* BEGIN PROVIDED DATA *

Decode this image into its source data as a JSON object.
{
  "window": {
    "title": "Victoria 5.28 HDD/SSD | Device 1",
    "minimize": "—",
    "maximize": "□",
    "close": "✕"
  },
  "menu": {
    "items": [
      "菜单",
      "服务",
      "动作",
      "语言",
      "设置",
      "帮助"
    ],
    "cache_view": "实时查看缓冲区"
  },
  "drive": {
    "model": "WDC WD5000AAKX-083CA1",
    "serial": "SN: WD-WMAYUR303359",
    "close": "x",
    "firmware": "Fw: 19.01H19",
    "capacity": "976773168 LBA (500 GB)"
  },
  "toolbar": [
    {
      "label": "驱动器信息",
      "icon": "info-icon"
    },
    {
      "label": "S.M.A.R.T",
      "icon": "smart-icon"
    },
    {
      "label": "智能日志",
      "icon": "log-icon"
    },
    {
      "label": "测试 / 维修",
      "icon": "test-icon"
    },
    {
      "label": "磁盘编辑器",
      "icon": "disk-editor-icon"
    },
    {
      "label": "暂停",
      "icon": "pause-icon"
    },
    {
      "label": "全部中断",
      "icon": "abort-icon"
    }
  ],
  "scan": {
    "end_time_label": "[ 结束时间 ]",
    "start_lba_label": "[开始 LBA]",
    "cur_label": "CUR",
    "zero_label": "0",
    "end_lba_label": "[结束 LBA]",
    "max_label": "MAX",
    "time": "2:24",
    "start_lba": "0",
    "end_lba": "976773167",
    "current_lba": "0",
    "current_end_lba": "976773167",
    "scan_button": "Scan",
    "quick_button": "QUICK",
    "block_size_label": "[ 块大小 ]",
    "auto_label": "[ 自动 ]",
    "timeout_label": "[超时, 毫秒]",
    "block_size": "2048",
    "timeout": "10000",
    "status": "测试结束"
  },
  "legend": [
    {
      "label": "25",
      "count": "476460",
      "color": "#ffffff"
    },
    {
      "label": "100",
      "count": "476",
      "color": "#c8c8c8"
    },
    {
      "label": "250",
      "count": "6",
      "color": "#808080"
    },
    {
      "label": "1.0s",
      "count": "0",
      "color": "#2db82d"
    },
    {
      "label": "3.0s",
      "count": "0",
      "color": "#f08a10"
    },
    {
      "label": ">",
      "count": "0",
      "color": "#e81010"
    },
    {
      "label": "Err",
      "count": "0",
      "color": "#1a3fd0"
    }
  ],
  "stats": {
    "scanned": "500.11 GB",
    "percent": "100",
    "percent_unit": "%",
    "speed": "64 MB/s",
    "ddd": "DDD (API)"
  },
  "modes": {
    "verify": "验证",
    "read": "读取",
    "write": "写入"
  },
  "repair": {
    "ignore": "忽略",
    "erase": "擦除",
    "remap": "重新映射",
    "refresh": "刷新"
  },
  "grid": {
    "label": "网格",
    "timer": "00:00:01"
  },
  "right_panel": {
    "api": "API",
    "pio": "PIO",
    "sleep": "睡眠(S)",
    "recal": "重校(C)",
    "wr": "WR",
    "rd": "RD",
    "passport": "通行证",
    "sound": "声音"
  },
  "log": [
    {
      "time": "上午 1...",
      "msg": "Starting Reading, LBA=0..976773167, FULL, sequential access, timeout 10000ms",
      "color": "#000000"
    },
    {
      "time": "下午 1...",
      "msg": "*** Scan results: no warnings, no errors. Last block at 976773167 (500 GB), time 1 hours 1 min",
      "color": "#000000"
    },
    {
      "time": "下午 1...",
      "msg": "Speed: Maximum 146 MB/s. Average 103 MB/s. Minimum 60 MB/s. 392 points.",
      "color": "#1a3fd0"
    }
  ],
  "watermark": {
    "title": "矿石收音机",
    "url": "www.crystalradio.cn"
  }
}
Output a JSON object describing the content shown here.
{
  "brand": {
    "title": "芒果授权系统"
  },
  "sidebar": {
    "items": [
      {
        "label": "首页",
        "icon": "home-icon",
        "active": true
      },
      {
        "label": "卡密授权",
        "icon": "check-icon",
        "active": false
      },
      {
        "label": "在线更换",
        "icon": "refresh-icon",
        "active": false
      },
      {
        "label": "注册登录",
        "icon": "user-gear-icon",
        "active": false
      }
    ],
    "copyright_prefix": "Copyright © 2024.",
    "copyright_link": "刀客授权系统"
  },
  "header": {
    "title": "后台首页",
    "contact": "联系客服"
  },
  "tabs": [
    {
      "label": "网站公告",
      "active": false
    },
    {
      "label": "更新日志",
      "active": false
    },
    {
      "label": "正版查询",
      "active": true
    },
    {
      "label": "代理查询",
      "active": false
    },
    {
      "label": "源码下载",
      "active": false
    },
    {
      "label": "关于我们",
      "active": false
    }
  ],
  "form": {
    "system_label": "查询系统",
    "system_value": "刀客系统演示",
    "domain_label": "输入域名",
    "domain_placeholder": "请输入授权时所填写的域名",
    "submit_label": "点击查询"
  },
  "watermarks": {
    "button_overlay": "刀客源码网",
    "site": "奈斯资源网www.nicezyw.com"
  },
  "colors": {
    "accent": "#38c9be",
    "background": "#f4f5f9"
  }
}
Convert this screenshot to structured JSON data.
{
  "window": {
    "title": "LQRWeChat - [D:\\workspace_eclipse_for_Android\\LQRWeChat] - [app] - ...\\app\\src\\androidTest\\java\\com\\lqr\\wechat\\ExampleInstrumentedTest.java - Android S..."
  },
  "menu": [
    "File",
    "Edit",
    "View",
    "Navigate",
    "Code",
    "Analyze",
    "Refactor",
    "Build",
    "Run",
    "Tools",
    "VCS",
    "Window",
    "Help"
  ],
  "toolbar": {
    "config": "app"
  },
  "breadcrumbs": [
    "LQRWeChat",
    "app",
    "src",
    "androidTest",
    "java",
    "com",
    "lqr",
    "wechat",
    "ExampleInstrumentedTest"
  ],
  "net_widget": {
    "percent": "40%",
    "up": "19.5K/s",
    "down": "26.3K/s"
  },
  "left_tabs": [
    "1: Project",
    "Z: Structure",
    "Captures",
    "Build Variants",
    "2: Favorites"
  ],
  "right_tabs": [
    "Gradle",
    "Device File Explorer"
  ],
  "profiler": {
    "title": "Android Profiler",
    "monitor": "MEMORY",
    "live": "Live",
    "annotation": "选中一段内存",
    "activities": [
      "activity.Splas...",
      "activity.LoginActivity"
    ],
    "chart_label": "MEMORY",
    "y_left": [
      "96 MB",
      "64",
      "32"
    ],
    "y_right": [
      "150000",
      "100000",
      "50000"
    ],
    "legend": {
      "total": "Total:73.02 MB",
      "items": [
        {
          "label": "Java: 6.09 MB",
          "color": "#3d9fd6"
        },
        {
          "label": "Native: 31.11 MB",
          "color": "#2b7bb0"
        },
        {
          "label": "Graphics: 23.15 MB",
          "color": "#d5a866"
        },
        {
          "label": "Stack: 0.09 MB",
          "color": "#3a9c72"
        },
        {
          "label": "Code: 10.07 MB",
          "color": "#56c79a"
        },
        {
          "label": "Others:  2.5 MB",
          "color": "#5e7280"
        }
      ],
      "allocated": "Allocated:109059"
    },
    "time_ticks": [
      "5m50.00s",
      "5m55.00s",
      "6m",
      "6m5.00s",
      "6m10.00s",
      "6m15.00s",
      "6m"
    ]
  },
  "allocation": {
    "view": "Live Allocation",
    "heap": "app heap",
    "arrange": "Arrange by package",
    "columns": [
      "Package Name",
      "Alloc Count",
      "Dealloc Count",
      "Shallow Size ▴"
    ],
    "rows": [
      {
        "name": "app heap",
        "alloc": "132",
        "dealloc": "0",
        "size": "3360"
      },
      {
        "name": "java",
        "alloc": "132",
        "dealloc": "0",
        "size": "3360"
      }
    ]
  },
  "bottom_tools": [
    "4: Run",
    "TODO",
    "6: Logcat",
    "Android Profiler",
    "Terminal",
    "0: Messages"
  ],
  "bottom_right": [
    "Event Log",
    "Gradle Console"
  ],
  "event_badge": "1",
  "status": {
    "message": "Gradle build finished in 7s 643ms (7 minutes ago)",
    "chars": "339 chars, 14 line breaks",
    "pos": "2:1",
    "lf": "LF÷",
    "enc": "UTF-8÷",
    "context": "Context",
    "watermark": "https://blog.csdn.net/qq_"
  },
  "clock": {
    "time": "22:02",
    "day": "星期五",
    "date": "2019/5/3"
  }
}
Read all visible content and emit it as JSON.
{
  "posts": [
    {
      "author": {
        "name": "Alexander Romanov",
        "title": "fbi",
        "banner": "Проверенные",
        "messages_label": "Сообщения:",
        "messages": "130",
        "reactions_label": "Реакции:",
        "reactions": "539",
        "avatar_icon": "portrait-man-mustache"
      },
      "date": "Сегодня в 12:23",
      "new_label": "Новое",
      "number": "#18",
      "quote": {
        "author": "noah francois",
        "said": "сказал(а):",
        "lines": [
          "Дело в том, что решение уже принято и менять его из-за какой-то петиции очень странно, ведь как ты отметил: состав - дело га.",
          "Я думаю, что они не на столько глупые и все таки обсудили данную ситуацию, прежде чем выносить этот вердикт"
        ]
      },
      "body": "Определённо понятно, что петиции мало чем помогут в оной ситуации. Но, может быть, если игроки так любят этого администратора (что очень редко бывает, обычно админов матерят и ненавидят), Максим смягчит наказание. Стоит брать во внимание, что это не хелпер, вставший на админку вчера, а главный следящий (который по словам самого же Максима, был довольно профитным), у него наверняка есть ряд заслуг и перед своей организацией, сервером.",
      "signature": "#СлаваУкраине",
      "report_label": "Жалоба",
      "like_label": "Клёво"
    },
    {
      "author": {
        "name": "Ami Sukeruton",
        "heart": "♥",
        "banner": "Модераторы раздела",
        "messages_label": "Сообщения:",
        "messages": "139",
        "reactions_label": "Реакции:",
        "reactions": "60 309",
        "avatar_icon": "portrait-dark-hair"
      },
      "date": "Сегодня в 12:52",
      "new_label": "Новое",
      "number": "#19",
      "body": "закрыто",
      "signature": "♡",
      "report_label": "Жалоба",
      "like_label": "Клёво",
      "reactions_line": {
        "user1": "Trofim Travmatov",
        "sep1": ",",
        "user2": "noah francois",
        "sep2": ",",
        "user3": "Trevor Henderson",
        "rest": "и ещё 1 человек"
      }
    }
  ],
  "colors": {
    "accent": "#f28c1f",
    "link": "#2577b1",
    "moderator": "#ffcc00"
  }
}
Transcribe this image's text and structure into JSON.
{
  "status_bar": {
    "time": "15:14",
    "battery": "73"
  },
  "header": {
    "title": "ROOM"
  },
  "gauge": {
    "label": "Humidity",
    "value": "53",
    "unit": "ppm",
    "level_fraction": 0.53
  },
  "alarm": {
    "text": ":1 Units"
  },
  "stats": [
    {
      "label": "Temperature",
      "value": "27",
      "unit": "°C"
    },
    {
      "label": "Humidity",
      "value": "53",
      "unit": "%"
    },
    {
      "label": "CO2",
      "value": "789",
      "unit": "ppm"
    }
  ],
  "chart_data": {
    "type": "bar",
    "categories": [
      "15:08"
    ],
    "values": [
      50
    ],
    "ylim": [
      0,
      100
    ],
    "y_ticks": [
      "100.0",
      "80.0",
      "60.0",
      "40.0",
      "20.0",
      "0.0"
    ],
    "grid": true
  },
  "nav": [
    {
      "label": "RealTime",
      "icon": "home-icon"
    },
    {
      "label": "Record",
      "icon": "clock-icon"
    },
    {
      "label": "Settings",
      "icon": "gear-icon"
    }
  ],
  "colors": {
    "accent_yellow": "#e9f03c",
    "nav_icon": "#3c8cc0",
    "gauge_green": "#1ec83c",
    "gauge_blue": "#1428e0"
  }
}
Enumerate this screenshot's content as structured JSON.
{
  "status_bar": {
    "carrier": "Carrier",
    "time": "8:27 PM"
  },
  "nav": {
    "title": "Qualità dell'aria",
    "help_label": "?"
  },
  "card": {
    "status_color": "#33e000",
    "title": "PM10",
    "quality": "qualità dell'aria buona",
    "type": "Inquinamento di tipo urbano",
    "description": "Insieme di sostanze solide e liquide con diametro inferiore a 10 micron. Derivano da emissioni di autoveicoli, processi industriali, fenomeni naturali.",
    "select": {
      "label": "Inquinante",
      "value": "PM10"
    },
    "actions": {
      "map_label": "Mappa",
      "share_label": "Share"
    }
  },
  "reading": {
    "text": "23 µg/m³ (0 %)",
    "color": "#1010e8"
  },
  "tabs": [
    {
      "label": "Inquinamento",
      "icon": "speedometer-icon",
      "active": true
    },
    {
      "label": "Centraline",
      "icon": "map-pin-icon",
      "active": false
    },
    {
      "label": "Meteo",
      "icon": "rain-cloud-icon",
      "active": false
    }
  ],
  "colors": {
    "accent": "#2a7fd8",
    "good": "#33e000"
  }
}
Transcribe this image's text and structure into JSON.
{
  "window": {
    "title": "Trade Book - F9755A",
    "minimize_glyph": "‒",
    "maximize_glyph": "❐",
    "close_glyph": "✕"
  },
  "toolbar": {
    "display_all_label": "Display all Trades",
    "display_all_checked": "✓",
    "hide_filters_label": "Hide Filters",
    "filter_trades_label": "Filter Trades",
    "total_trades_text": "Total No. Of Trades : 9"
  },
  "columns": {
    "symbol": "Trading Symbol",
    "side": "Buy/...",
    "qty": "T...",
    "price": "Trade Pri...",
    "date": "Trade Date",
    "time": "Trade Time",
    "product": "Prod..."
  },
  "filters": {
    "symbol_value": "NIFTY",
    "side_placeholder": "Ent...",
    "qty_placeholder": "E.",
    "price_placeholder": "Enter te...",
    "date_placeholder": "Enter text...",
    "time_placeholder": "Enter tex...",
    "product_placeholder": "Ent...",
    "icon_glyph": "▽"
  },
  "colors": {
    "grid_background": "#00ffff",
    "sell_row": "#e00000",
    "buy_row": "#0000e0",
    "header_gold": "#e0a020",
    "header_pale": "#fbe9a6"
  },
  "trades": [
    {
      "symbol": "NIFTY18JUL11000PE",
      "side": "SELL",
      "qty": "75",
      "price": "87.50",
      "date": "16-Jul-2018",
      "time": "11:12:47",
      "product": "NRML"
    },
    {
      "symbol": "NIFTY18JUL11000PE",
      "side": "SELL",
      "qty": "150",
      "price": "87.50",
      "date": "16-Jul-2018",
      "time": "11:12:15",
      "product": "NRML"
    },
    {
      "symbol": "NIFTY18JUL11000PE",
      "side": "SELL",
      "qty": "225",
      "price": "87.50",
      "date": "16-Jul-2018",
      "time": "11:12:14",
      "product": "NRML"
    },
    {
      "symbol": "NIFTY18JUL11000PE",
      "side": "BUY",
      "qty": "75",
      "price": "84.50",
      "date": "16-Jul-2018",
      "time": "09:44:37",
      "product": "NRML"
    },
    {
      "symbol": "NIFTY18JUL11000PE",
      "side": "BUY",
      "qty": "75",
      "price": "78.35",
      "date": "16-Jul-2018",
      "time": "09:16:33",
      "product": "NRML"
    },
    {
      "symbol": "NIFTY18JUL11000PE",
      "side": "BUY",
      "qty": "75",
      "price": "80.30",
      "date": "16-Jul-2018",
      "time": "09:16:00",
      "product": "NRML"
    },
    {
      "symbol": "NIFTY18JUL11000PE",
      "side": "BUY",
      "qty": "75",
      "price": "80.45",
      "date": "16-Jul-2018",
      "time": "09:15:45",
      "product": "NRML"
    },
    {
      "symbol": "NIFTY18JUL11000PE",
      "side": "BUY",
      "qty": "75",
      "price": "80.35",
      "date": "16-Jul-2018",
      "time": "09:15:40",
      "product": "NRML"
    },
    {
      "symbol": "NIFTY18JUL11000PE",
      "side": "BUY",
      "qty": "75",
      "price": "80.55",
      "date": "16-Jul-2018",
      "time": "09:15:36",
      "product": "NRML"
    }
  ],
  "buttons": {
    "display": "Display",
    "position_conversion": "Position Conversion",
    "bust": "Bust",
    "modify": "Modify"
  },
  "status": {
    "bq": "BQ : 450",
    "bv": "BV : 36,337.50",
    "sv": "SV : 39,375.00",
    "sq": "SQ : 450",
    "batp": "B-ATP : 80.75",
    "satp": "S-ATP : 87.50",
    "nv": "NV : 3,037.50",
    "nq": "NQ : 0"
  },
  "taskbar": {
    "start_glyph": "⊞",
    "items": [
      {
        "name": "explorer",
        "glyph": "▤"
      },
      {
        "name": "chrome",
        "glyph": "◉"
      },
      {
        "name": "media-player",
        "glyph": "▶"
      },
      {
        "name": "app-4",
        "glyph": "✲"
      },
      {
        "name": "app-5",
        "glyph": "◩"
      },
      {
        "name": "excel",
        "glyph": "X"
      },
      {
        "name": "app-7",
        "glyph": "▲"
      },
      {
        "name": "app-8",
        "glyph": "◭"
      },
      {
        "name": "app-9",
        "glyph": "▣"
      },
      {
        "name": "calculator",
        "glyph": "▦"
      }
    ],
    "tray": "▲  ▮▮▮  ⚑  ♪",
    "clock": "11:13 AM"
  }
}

* END PROVIDED DATA *

> WHAT TO PRODUCE:
Find the lines above that contain the word "Enter" and collect them.

> SOLUTION TO THE EXERCISE:
    "price_placeholder": "Enter te...",
    "date_placeholder": "Enter text...",
    "time_placeholder": "Enter tex...",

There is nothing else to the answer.